= Required work =
Copy out each line of the material in which the word "magenta" appears.

= Exercise material =
* * * * * * *

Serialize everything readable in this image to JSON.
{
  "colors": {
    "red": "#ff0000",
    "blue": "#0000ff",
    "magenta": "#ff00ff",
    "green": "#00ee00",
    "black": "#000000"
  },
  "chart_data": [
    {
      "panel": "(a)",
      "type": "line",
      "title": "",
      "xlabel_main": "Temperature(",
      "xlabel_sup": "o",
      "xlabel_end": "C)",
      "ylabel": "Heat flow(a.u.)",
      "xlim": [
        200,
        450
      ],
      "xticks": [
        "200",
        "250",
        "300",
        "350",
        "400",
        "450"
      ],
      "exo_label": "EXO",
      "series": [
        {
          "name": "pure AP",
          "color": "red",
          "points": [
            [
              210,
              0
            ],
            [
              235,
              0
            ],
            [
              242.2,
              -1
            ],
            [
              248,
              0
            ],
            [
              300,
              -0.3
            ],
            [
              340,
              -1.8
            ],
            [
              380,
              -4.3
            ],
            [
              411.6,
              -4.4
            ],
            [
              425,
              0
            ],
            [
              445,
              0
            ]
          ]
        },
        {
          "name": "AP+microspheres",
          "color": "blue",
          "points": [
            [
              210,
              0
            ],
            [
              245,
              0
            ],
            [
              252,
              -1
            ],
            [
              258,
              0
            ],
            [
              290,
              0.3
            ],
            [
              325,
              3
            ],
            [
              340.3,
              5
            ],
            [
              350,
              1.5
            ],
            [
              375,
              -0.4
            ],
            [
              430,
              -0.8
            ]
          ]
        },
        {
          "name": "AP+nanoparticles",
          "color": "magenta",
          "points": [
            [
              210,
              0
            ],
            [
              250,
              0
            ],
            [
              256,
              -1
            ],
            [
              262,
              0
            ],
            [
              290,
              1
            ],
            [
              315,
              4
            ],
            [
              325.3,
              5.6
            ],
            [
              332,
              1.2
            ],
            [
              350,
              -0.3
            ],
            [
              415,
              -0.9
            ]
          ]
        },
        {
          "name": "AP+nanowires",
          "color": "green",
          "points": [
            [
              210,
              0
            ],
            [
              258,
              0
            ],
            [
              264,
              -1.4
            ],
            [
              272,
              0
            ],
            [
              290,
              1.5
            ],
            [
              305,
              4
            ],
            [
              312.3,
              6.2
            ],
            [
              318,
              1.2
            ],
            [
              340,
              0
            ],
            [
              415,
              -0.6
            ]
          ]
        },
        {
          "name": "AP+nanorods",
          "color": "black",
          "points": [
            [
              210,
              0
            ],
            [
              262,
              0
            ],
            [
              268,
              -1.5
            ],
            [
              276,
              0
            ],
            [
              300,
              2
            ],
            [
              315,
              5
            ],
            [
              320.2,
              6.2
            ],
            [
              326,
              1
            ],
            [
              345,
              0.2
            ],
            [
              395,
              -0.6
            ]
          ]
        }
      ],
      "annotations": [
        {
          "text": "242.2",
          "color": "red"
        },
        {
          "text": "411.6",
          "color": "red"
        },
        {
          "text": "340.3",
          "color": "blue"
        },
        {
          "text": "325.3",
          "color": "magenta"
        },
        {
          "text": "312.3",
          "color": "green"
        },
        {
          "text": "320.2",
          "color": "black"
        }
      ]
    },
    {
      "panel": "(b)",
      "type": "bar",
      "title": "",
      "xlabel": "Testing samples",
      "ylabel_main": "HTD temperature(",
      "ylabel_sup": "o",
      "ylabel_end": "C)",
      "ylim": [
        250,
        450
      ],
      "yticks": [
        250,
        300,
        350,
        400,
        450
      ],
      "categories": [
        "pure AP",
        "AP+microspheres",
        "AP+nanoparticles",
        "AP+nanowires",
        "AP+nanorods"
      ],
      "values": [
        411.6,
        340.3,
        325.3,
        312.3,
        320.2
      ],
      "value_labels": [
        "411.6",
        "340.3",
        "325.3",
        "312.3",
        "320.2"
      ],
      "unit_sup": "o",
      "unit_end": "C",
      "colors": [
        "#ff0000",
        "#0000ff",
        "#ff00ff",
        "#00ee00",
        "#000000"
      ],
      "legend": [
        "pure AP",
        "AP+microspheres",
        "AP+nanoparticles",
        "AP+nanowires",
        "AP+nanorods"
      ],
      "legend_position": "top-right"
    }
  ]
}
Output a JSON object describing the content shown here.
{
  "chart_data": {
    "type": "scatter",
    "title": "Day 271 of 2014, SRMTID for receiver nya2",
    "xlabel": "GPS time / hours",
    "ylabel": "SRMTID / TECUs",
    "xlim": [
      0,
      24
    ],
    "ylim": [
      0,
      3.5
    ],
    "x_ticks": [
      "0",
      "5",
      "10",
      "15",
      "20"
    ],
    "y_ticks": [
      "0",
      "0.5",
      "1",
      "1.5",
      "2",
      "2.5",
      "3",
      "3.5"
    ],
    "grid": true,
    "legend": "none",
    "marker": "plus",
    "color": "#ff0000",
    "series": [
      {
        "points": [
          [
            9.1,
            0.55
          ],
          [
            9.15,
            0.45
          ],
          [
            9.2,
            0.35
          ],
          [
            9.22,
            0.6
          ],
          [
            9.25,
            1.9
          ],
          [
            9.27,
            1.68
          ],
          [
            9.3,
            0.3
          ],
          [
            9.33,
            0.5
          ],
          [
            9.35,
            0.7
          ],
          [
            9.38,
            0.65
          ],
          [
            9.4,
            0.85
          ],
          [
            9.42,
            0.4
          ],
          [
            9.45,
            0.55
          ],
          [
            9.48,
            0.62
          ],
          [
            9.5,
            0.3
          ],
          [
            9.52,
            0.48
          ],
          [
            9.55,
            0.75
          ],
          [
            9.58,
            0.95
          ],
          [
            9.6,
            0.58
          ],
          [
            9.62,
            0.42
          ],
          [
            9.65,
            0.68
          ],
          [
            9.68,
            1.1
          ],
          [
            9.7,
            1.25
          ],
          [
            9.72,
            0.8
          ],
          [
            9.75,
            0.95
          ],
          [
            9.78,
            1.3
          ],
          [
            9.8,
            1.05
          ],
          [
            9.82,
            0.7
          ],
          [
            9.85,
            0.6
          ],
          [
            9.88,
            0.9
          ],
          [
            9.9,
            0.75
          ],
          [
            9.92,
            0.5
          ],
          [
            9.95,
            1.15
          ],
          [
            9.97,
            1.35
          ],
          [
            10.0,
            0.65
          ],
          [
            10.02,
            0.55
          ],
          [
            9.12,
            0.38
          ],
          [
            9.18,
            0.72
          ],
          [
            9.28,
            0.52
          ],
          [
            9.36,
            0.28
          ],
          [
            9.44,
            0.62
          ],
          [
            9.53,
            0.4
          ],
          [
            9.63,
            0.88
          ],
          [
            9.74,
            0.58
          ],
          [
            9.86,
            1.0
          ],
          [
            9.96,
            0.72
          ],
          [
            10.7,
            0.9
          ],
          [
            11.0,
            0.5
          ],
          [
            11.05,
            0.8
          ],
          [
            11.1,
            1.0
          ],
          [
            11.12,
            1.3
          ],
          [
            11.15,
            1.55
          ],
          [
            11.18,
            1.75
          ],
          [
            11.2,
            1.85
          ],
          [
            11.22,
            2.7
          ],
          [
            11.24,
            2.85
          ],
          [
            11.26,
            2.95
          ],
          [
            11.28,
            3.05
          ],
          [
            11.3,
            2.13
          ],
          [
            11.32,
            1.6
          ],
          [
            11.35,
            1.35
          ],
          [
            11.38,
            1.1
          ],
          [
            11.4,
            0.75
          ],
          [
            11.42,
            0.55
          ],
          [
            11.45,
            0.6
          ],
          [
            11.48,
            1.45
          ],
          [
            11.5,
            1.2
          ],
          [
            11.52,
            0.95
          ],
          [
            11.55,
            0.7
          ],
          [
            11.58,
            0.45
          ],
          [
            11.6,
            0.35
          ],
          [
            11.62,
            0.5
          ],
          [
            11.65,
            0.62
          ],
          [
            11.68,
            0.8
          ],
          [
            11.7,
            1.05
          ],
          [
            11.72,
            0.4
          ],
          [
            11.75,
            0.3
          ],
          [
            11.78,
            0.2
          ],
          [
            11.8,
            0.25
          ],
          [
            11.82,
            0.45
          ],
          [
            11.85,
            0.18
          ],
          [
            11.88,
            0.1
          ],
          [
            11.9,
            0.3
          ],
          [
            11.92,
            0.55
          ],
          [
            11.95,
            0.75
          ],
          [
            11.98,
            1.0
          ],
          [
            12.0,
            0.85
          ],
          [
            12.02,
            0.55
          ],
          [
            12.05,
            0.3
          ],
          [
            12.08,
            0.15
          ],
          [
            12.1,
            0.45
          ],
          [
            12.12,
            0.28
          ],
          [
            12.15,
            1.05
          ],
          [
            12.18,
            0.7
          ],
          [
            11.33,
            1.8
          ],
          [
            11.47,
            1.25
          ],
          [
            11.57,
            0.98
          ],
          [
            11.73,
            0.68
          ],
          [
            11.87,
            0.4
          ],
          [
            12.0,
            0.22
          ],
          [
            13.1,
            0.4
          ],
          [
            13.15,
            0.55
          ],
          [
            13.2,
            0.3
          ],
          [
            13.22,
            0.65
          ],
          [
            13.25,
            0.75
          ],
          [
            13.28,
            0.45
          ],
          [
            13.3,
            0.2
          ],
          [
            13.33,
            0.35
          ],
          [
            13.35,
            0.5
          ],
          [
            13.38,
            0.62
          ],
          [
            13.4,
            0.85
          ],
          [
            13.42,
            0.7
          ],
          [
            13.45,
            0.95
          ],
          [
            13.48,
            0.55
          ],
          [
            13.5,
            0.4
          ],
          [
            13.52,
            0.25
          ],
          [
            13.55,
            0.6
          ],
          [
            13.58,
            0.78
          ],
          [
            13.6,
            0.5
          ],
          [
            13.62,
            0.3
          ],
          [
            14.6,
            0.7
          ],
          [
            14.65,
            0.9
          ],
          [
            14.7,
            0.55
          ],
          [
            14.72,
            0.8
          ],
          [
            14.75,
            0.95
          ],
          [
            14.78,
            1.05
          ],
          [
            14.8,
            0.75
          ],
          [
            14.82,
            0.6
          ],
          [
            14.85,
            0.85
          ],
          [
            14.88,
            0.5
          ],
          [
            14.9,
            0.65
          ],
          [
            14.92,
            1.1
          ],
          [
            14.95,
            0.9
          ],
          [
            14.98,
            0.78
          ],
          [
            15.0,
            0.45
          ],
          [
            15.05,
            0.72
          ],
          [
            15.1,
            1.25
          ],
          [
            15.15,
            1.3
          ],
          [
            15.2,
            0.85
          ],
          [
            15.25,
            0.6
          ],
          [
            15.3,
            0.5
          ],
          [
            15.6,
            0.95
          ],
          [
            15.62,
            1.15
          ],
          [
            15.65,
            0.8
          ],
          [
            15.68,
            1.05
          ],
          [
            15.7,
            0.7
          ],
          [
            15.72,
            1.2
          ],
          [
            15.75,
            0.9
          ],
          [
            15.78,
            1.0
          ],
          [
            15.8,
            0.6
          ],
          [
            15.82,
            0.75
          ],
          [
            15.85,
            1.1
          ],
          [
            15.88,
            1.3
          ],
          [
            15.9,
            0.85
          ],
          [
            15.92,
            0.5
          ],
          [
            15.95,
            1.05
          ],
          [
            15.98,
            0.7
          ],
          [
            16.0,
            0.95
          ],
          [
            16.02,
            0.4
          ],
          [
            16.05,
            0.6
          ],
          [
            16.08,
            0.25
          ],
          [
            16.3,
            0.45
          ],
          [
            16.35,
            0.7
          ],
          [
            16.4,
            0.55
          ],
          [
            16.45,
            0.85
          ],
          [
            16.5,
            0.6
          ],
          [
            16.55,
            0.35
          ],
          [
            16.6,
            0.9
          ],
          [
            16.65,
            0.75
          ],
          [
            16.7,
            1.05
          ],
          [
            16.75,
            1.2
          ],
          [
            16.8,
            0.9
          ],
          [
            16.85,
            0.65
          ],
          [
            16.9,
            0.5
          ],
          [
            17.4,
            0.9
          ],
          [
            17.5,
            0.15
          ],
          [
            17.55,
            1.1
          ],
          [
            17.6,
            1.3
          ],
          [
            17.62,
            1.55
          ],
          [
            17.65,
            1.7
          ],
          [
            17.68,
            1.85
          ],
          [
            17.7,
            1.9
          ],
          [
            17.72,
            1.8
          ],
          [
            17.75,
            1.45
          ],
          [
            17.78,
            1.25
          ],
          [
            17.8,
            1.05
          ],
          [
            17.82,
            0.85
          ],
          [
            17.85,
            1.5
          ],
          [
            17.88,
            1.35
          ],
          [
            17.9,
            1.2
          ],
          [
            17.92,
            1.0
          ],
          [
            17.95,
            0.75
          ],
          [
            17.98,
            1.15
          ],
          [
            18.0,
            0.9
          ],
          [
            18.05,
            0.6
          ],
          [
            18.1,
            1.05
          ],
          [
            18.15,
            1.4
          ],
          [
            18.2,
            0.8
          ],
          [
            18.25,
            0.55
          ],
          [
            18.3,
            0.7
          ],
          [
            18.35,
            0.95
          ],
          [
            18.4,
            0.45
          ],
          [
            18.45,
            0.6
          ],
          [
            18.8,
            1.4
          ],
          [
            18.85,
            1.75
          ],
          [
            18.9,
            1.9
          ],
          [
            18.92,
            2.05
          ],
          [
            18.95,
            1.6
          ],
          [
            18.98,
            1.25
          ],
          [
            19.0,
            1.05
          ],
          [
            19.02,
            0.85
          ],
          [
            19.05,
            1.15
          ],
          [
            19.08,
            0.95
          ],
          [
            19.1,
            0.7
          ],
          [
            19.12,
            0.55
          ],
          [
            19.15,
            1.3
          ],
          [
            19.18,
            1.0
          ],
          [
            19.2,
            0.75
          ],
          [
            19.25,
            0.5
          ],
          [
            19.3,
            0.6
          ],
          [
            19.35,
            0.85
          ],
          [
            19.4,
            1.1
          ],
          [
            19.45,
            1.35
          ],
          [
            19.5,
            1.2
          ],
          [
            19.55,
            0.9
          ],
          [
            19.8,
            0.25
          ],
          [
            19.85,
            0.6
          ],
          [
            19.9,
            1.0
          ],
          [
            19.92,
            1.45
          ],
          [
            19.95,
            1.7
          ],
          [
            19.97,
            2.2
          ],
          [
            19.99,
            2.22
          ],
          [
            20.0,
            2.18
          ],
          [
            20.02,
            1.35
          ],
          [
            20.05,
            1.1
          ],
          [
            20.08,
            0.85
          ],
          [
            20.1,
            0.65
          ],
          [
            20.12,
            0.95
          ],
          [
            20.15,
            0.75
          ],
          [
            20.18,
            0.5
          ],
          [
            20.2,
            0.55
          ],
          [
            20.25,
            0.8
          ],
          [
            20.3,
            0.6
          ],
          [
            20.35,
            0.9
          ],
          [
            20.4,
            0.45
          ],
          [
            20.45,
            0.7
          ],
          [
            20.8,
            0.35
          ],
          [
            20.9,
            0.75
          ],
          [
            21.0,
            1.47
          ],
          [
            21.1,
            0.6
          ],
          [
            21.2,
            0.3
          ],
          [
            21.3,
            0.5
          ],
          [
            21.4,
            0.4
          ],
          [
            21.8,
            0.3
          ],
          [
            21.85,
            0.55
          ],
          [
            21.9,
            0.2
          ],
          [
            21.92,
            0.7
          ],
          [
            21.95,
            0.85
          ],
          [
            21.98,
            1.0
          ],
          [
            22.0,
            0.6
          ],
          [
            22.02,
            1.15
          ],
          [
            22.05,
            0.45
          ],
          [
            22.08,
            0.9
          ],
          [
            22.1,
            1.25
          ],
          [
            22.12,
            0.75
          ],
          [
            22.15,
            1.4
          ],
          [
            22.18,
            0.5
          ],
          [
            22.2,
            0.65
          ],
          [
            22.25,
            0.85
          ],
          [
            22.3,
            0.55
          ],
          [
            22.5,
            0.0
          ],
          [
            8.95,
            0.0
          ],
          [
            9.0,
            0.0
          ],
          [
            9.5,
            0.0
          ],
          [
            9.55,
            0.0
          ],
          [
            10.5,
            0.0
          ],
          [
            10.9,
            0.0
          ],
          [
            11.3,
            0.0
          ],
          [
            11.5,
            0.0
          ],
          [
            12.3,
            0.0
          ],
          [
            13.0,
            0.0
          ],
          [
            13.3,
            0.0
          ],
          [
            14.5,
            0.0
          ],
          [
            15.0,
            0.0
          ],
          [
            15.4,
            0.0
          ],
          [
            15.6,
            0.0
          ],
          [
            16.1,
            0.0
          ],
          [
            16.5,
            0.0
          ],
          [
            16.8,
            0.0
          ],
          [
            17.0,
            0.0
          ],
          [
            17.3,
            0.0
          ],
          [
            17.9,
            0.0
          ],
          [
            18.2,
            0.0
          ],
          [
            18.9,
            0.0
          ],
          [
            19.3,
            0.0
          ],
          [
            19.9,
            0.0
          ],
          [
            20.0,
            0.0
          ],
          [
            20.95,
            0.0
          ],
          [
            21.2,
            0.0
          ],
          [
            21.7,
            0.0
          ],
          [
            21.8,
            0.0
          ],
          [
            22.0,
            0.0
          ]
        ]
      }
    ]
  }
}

* * * * * * *

= Task response =
    "magenta": "#ff00ff",
          "color": "magenta",
          "color": "magenta"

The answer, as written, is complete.